Objective:
Write every record out again exactly, and keep images out of it.

══ Input for this task

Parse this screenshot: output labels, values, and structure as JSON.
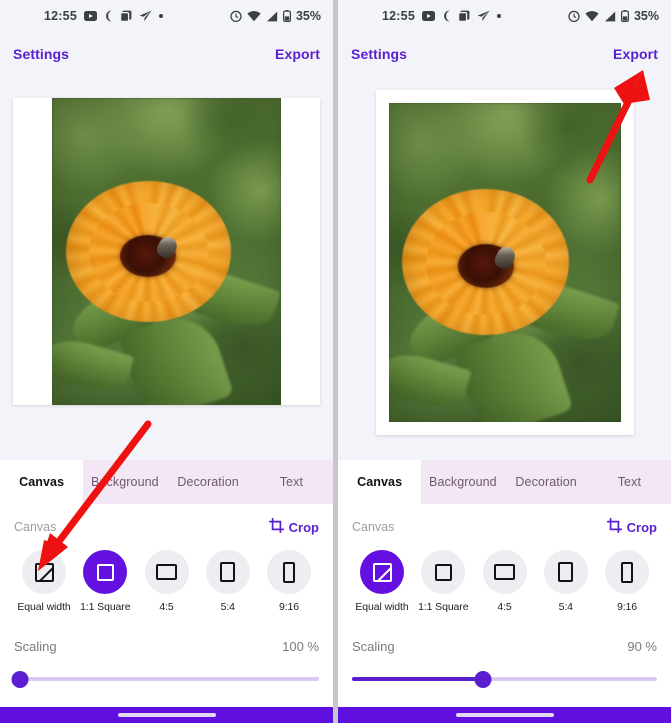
{
  "app": {
    "accent_purple": "#5b1ed0",
    "selected_purple": "#6410e0",
    "nav_purple": "#5f10e0",
    "arrow_color": "#ee1111",
    "screen_bg": "#f2f4f9",
    "panel_bg": "#ffffff",
    "tabbar_bg": "#f3e6f5"
  },
  "status_bar": {
    "time": "12:55",
    "battery": "35%",
    "icons": [
      "youtube-icon",
      "crescent-moon-icon",
      "copy-icon",
      "telegram-icon",
      "small-dot-icon"
    ],
    "right_icons": [
      "alarm-icon",
      "wifi-icon",
      "signal-icon",
      "battery-icon"
    ]
  },
  "app_bar": {
    "settings_label": "Settings",
    "export_label": "Export"
  },
  "tabs": [
    {
      "label": "Canvas",
      "active": true
    },
    {
      "label": "Background",
      "active": false
    },
    {
      "label": "Decoration",
      "active": false
    },
    {
      "label": "Text",
      "active": false
    }
  ],
  "panel": {
    "section_title": "Canvas",
    "crop_label": "Crop",
    "crop_icon": "crop-icon"
  },
  "ratios": [
    {
      "label": "Equal width",
      "icon": "equal-width-icon"
    },
    {
      "label": "1:1 Square",
      "icon": "square-ratio-icon"
    },
    {
      "label": "4:5",
      "icon": "landscape-ratio-icon"
    },
    {
      "label": "5:4",
      "icon": "portrait-ratio-icon"
    },
    {
      "label": "9:16",
      "icon": "tall-portrait-ratio-icon"
    }
  ],
  "left_screen": {
    "selected_ratio_index": 1,
    "scaling_label": "Scaling",
    "scaling_value": "100 %",
    "scaling_percent": 2
  },
  "right_screen": {
    "selected_ratio_index": 0,
    "scaling_label": "Scaling",
    "scaling_value": "90 %",
    "scaling_percent": 43
  },
  "annotations": [
    {
      "name": "arrow-to-equal-width",
      "target": "Equal width option"
    },
    {
      "name": "arrow-to-export",
      "target": "Export button"
    }
  ],
  "photo": {
    "subject": "orange calendula flower with bee on green foliage"
  }
}
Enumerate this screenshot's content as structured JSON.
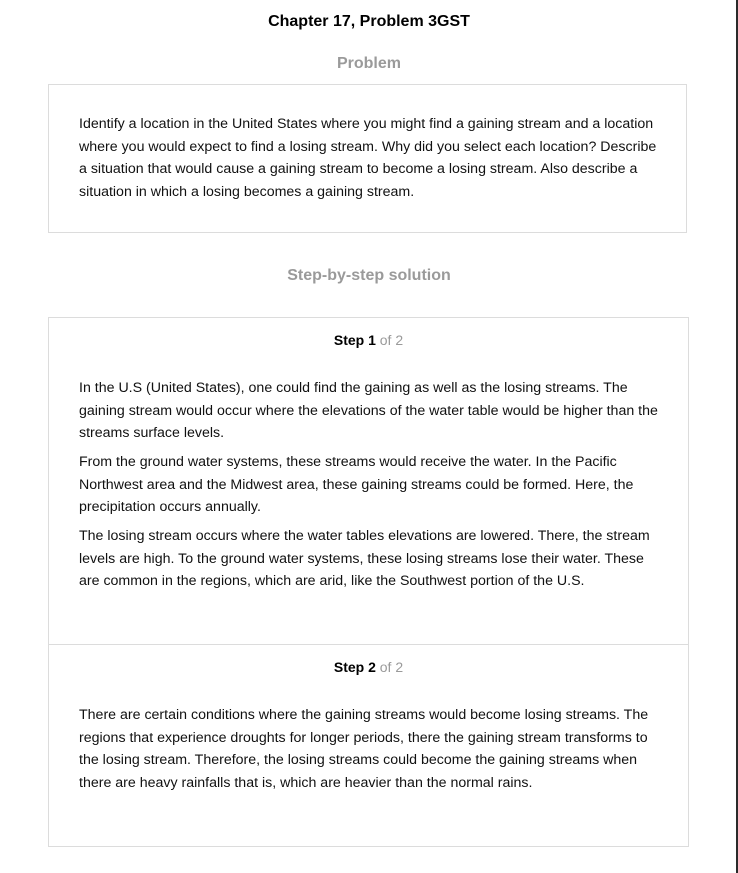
{
  "page": {
    "title": "Chapter 17, Problem 3GST"
  },
  "problem": {
    "heading": "Problem",
    "text": "Identify a location in the United States where you might find a gaining stream and a location where you would expect to find a losing stream. Why did you select each location? Describe a situation that would cause a gaining stream to become a losing stream. Also describe a situation in which a losing becomes a gaining stream."
  },
  "solution": {
    "heading": "Step-by-step solution",
    "steps": [
      {
        "label": "Step 1",
        "of": "of 2",
        "paragraphs": [
          "In the U.S (United States), one could find the gaining as well as the losing streams. The gaining stream would occur where the elevations of the water table would be higher than the streams surface levels.",
          "From the ground water systems, these streams would receive the water. In the Pacific Northwest area and the Midwest area, these gaining streams could be formed. Here, the precipitation occurs annually.",
          "The losing stream occurs where the water tables elevations are lowered. There, the stream levels are high. To the ground water systems, these losing streams lose their water. These are common in the regions, which are arid, like the Southwest portion of the U.S."
        ]
      },
      {
        "label": "Step 2",
        "of": "of 2",
        "paragraphs": [
          "There are certain conditions where the gaining streams would become losing streams. The regions that experience droughts for longer periods, there the gaining stream transforms to the losing stream. Therefore, the losing streams could become the gaining streams when there are heavy rainfalls that is, which are heavier than the normal rains."
        ]
      }
    ]
  },
  "colors": {
    "heading_gray": "#9a9a9a",
    "border": "#dcdcdc",
    "text": "#111111"
  }
}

════

The response:
Parse this screenshot: output labels, values, and structure as JSON.
{
  "app": {
    "accent_purple": "#5b1ed0",
    "selected_purple": "#6410e0",
    "nav_purple": "#5f10e0",
    "arrow_color": "#ee1111",
    "screen_bg": "#f2f4f9",
    "panel_bg": "#ffffff",
    "tabbar_bg": "#f3e6f5"
  },
  "status_bar": {
    "time": "12:55",
    "battery": "35%",
    "icons": [
      "youtube-icon",
      "crescent-moon-icon",
      "copy-icon",
      "telegram-icon",
      "small-dot-icon"
    ],
    "right_icons": [
      "alarm-icon",
      "wifi-icon",
      "signal-icon",
      "battery-icon"
    ]
  },
  "app_bar": {
    "settings_label": "Settings",
    "export_label": "Export"
  },
  "tabs": [
    {
      "label": "Canvas",
      "active": true
    },
    {
      "label": "Background",
      "active": false
    },
    {
      "label": "Decoration",
      "active": false
    },
    {
      "label": "Text",
      "active": false
    }
  ],
  "panel": {
    "section_title": "Canvas",
    "crop_label": "Crop",
    "crop_icon": "crop-icon"
  },
  "ratios": [
    {
      "label": "Equal width",
      "icon": "equal-width-icon"
    },
    {
      "label": "1:1 Square",
      "icon": "square-ratio-icon"
    },
    {
      "label": "4:5",
      "icon": "landscape-ratio-icon"
    },
    {
      "label": "5:4",
      "icon": "portrait-ratio-icon"
    },
    {
      "label": "9:16",
      "icon": "tall-portrait-ratio-icon"
    }
  ],
  "left_screen": {
    "selected_ratio_index": 1,
    "scaling_label": "Scaling",
    "scaling_value": "100 %",
    "scaling_percent": 2
  },
  "right_screen": {
    "selected_ratio_index": 0,
    "scaling_label": "Scaling",
    "scaling_value": "90 %",
    "scaling_percent": 43
  },
  "annotations": [
    {
      "name": "arrow-to-equal-width",
      "target": "Equal width option"
    },
    {
      "name": "arrow-to-export",
      "target": "Export button"
    }
  ],
  "photo": {
    "subject": "orange calendula flower with bee on green foliage"
  }
}
Enumerate this screenshot's content as structured JSON.
{
  "page": {
    "title": "Chapter 17, Problem 3GST"
  },
  "problem": {
    "heading": "Problem",
    "text": "Identify a location in the United States where you might find a gaining stream and a location where you would expect to find a losing stream. Why did you select each location? Describe a situation that would cause a gaining stream to become a losing stream. Also describe a situation in which a losing becomes a gaining stream."
  },
  "solution": {
    "heading": "Step-by-step solution",
    "steps": [
      {
        "label": "Step 1",
        "of": "of 2",
        "paragraphs": [
          "In the U.S (United States), one could find the gaining as well as the losing streams. The gaining stream would occur where the elevations of the water table would be higher than the streams surface levels.",
          "From the ground water systems, these streams would receive the water. In the Pacific Northwest area and the Midwest area, these gaining streams could be formed. Here, the precipitation occurs annually.",
          "The losing stream occurs where the water tables elevations are lowered. There, the stream levels are high. To the ground water systems, these losing streams lose their water. These are common in the regions, which are arid, like the Southwest portion of the U.S."
        ]
      },
      {
        "label": "Step 2",
        "of": "of 2",
        "paragraphs": [
          "There are certain conditions where the gaining streams would become losing streams. The regions that experience droughts for longer periods, there the gaining stream transforms to the losing stream. Therefore, the losing streams could become the gaining streams when there are heavy rainfalls that is, which are heavier than the normal rains."
        ]
      }
    ]
  },
  "colors": {
    "heading_gray": "#9a9a9a",
    "border": "#dcdcdc",
    "text": "#111111"
  }
}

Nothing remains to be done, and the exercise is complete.